EXTRACT PROVIDED
↓
Tax News & Views Beneficial Owner Backflow Roundup

August 16, 2023

Regs Extending Beneficial Ownership Reporting Deadline Coming - Andrew Velarde, Tax Notes ($):

Additional proposed regs on beneficial ownership information reporting pertaining to a deadline extension for newly created or registered companies are nearing release, but details are sparse.


Critics of the final rules, including business interest groups, have argued that small businesses are not prepared for them. At a July House subcommittee hearing, a representative of the National Federation of Independent Business insisted that many small businesses are not even aware of the reporting requirements. Representatives from the Financial Accountability and Corporate Transparency Coalition and the American Bankers Association have also asked for revisions to rules to ensure financial institution access.

The rules will require LLCs, corporations and other entities that are created by filing with states to report their beneficial owners to the Treasury. While there are broad exemptions, many small or dormant businesses will have to file these disclosures starting next year.

Tax Professionals Question Muscle Behind NY Bid to Unmask LLCs - Danielle Muoio Dunn, Bloomberg ($):

A bill awaiting Gov. Kathy Hochul’s signature would make New York the first state to create a public database of the owners behind limited liability companies.


If signed into law, New York’s LLC Transparency Act would require the businesses to disclose their beneficial owners and other identifying information like their business street address, which would be made available on a public database maintained by the state. Those with “significant privacy interests” could apply for a waiver to not appear in the state registry. Companies that failed to comply for more than two years would be shown as “delinquent” on state records and subject to a $250 penalty.
↑
CHALLENGE
Return the passage from the beneficial ownership reporting roundup exactly, from "Tax Professionals Question" to "a $250 penalty.".

DATA PROVIDED
↓
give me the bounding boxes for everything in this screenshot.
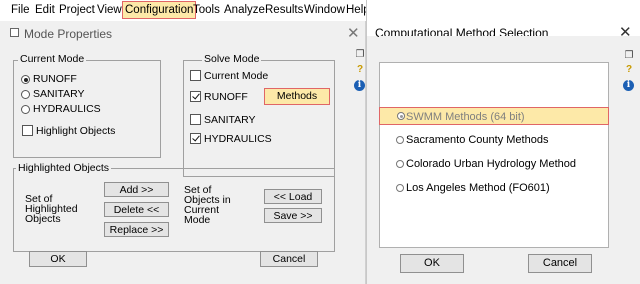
↑
RESPONSE TO THE EXERCISE
Tax Professionals Question Muscle Behind NY Bid to Unmask LLCs - Danielle Muoio Dunn, Bloomberg ($):

A bill awaiting Gov. Kathy Hochul’s signature would make New York the first state to create a public database of the owners behind limited liability companies.


If signed into law, New York’s LLC Transparency Act would require the businesses to disclose their beneficial owners and other identifying information like their business street address, which would be made available on a public database maintained by the state. Those with “significant privacy interests” could apply for a waiver to not appear in the state registry. Companies that failed to comply for more than two years would be shown as “delinquent” on state records and subject to a $250 penalty.